(Texte extrait):
■ ■ ■ ■ ■

En 2015, l’Union Européenne n’a rien trouvé de mieux que de commémorer le bicentenaire de la défaite de Napoléon à Waterloo. En 2005, Jacques Chirac et Dominique de Villepin (soi-disant le chantre de l’épopée napoléonienne) ont refusé de célébrer le bicentenaire de la bataille d’Austerlitz, car ils ne voulaient pas heurter la communauté antillaise qui considère que Napoléon est avant tout un esclavagiste. Napoléon est pourtant la figure tutélaire qui résume le mieux l’identité française.

Or la France traverse aujourd’hui la plus grave crise identitaire de son histoire et nous avons plus que jamais besoin de nos grands personnages, de nos héros, qui devraient être donnés comme modèles à nos jeunes. Napoléon a été l’incarnation de quatre valeurs qui sont essentielles à l’identité française : la méritocratie, l’intégration, la volonté politique de réforme, et l’honneur.

L’honneur et  le patriotisme sont des valeurs qui ont complètement disparu aujourd’hui.

■ ■ ■ ■ ■

[Listes de régions et d'étiquettes]
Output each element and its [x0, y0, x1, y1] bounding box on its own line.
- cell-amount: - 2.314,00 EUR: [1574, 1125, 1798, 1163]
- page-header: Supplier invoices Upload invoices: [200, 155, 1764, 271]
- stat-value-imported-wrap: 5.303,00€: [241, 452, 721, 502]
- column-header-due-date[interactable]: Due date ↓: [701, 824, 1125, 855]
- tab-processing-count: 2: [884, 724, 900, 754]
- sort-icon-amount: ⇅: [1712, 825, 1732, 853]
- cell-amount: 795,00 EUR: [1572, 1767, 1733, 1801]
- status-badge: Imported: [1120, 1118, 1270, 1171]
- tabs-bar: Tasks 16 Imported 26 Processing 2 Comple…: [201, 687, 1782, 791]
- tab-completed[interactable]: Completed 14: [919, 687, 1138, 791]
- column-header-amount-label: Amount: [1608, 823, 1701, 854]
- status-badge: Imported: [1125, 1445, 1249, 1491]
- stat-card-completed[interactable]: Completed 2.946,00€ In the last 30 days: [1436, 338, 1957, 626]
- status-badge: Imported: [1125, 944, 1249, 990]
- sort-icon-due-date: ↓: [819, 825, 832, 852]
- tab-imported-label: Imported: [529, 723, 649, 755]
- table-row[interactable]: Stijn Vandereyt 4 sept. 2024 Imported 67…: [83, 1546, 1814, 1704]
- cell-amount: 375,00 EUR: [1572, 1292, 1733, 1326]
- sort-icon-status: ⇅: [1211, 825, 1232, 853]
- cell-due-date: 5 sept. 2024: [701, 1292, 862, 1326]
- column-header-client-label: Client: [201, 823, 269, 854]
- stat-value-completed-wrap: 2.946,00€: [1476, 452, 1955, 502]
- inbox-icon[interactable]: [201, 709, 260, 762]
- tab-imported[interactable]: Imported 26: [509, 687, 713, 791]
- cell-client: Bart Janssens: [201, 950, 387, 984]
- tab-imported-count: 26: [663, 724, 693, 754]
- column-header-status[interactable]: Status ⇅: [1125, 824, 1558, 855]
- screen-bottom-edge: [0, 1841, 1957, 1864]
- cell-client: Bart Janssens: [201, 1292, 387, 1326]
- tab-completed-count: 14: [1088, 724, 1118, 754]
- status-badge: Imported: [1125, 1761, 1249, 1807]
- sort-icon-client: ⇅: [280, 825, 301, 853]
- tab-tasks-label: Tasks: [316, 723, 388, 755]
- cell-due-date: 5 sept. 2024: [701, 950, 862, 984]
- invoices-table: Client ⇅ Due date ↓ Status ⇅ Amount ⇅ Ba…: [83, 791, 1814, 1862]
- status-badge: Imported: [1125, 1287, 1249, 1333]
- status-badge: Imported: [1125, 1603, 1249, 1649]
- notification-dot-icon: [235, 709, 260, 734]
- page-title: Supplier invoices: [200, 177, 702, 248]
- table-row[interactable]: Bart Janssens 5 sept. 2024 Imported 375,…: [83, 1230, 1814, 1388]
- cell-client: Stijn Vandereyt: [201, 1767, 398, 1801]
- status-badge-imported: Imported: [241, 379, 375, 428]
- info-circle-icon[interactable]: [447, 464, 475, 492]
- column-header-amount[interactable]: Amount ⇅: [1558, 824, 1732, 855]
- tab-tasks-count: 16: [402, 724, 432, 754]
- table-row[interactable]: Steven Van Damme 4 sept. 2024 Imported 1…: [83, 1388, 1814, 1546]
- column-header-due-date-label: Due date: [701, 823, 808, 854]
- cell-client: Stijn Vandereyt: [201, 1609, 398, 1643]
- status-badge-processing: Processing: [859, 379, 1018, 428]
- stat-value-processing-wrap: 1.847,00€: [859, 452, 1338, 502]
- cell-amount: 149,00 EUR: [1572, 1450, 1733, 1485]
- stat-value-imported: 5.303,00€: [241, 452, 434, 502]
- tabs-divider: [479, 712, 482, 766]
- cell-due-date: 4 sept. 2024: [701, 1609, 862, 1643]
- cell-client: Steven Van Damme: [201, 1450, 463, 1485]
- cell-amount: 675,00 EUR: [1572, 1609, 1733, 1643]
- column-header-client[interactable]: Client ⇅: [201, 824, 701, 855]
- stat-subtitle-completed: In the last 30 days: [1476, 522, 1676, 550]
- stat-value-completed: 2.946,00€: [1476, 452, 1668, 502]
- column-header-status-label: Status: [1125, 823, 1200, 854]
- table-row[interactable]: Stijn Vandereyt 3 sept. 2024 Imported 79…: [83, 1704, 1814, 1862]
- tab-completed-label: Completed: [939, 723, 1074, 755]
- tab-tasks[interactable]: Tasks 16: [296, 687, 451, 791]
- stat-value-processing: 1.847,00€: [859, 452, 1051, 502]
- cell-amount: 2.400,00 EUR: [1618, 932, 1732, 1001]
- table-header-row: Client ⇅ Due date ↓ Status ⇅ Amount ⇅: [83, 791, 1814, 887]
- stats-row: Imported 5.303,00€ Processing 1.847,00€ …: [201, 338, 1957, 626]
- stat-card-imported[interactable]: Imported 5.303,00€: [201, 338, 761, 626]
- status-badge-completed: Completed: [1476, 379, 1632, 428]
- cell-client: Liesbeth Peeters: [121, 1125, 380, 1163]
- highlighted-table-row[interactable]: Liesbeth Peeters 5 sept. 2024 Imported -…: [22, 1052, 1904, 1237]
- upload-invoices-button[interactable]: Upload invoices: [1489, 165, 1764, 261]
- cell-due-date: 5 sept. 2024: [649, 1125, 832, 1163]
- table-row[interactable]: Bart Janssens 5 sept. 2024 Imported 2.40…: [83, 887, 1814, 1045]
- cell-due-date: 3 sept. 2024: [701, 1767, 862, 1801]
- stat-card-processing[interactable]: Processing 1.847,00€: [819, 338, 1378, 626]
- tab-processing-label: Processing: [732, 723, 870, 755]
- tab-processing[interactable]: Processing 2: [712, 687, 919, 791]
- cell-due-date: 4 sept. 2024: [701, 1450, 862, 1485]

■ ■ ■ ■ ■

(Vos tâches):
A. Dressez la liste des valeurs essentielles à l'identité française que Napoléon a incarnées selon le texte sur Napoléon.
B. Traduisez en anglais la phrase suivante du texte sur Napoléon : « Napoléon est pourtant la figure tutélaire qui résume le mieux l'identité française. »
C. D'après le texte sur Napoléon, pourquoi Jacques Chirac et Dominique de Villepin ont-ils refusé en 2005 de célébrer le bicentenaire de la bataille d'Austerlitz ? Répondez en une à trois phrases.

(Solutions par tâche):
A.
- la méritocratie
- l'intégration
- la volonté politique de réforme
- l'honneur

B. Yet Napoleon is the guardian figure who best sums up French identity.

C. Ils ne voulaient pas heurter la communauté antillaise. Celle-ci considère que Napoléon est avant tout un esclavagiste.